> [What you will do] Without the pictures, copy all the entries below exactly.

[Rows from a dataset]
'''

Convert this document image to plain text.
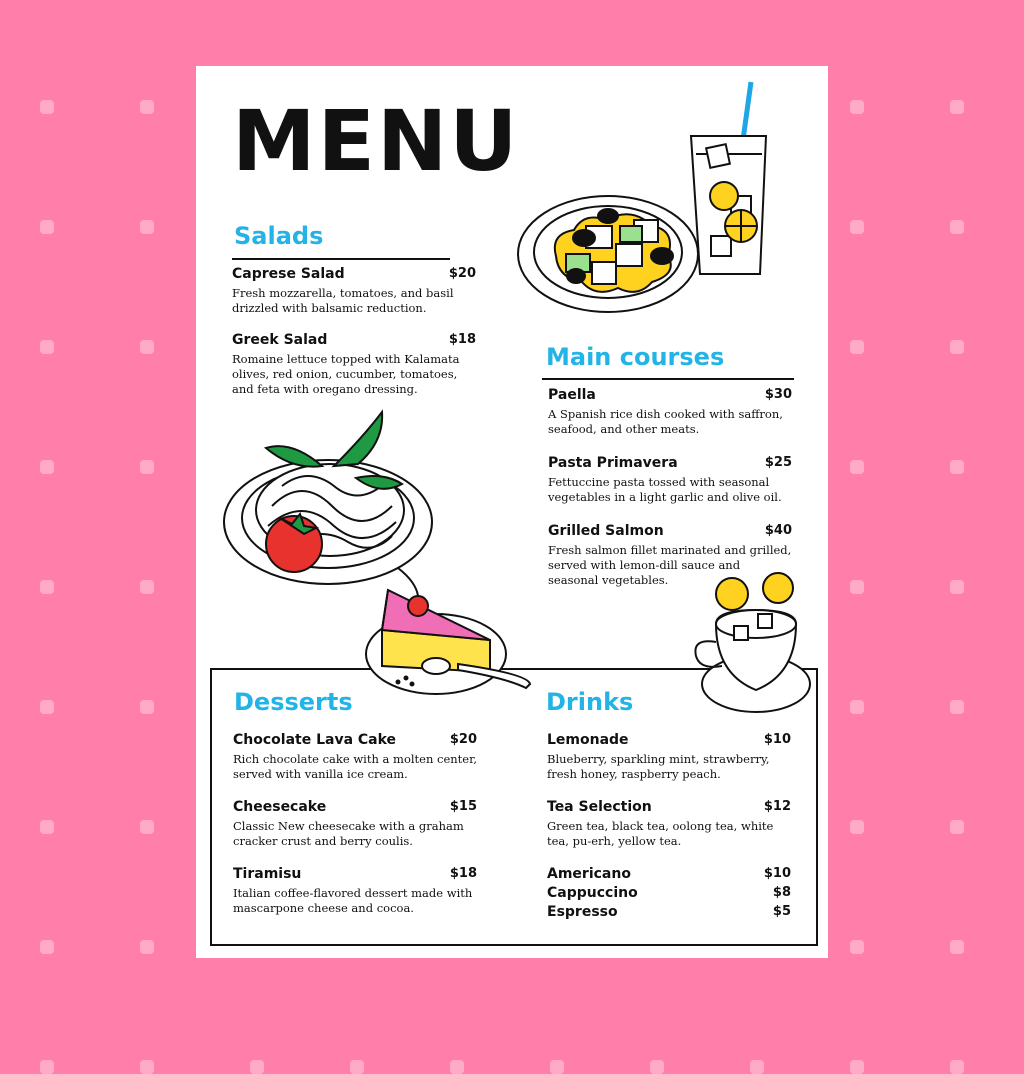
MENU
Salads
Caprese Salad	$20
Fresh mozzarella, tomatoes, and basil drizzled with balsamic reduction.
Greek Salad	$18
Romaine lettuce topped with Kalamata olives, red onion, cucumber, tomatoes, and feta with oregano dressing.
Main courses
Paella	$30
A Spanish rice dish cooked with saffron, seafood, and other meats.
Pasta Primavera	$25
Fettuccine pasta tossed with seasonal vegetables in a light garlic and olive oil.
Grilled Salmon	$40
Fresh salmon fillet marinated and grilled, served with lemon-dill sauce and seasonal vegetables.
Desserts
Chocolate Lava Cake	$20
Rich chocolate cake with a molten center, served with vanilla ice cream.
Cheesecake	$15
Classic New cheesecake with a graham cracker crust and berry coulis.
Tiramisu	$18
Italian coffee-flavored dessert made with mascarpone cheese and cocoa.
Drinks
Lemonade	$10
Blueberry, sparkling mint, strawberry, fresh honey, raspberry peach.
Tea Selection	$12
Green tea, black tea, oolong tea, white tea, pu-erh, yellow tea.
Americano	$10
Cappuccino	$8
Espresso	$5
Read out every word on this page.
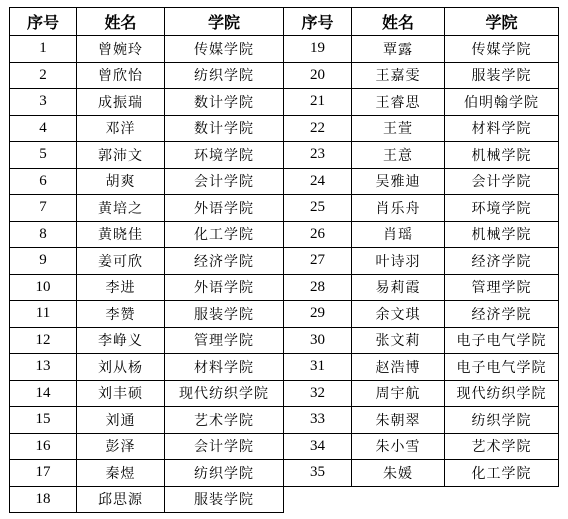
序号	姓名	学院	序号	姓名	学院
1	曾婉玲	传媒学院	19	覃露	传媒学院
2	曾欣怡	纺织学院	20	王嘉雯	服装学院
3	成振瑞	数计学院	21	王睿思	伯明翰学院
4	邓洋	数计学院	22	王萱	材料学院
5	郭沛文	环境学院	23	王意	机械学院
6	胡爽	会计学院	24	吴雅迪	会计学院
7	黄培之	外语学院	25	肖乐舟	环境学院
8	黄晓佳	化工学院	26	肖瑶	机械学院
9	姜可欣	经济学院	27	叶诗羽	经济学院
10	李进	外语学院	28	易莉霞	管理学院
11	李赞	服装学院	29	余文琪	经济学院
12	李峥义	管理学院	30	张文莉	电子电气学院
13	刘从杨	材料学院	31	赵浩博	电子电气学院
14	刘丰硕	现代纺织学院	32	周宇航	现代纺织学院
15	刘通	艺术学院	33	朱朝翠	纺织学院
16	彭泽	会计学院	34	朱小雪	艺术学院
17	秦煜	纺织学院	35	朱媛	化工学院
18	邱思源	服装学院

'''

> [The completed task]
Convert this document image to plain text.
MENU
Salads
Caprese Salad	$20
Fresh mozzarella, tomatoes, and basil drizzled with balsamic reduction.
Greek Salad	$18
Romaine lettuce topped with Kalamata olives, red onion, cucumber, tomatoes, and feta with oregano dressing.
Main courses
Paella	$30
A Spanish rice dish cooked with saffron, seafood, and other meats.
Pasta Primavera	$25
Fettuccine pasta tossed with seasonal vegetables in a light garlic and olive oil.
Grilled Salmon	$40
Fresh salmon fillet marinated and grilled, served with lemon-dill sauce and seasonal vegetables.
Desserts
Chocolate Lava Cake	$20
Rich chocolate cake with a molten center, served with vanilla ice cream.
Cheesecake	$15
Classic New cheesecake with a graham cracker crust and berry coulis.
Tiramisu	$18
Italian coffee-flavored dessert made with mascarpone cheese and cocoa.
Drinks
Lemonade	$10
Blueberry, sparkling mint, strawberry, fresh honey, raspberry peach.
Tea Selection	$12
Green tea, black tea, oolong tea, white tea, pu-erh, yellow tea.
Americano	$10
Cappuccino	$8
Espresso	$5
Read out every word on this page.
序号	姓名	学院	序号	姓名	学院
1	曾婉玲	传媒学院	19	覃露	传媒学院
2	曾欣怡	纺织学院	20	王嘉雯	服装学院
3	成振瑞	数计学院	21	王睿思	伯明翰学院
4	邓洋	数计学院	22	王萱	材料学院
5	郭沛文	环境学院	23	王意	机械学院
6	胡爽	会计学院	24	吴雅迪	会计学院
7	黄培之	外语学院	25	肖乐舟	环境学院
8	黄晓佳	化工学院	26	肖瑶	机械学院
9	姜可欣	经济学院	27	叶诗羽	经济学院
10	李进	外语学院	28	易莉霞	管理学院
11	李赞	服装学院	29	余文琪	经济学院
12	李峥义	管理学院	30	张文莉	电子电气学院
13	刘从杨	材料学院	31	赵浩博	电子电气学院
14	刘丰硕	现代纺织学院	32	周宇航	现代纺织学院
15	刘通	艺术学院	33	朱朝翠	纺织学院
16	彭泽	会计学院	34	朱小雪	艺术学院
17	秦煜	纺织学院	35	朱媛	化工学院
18	邱思源	服装学院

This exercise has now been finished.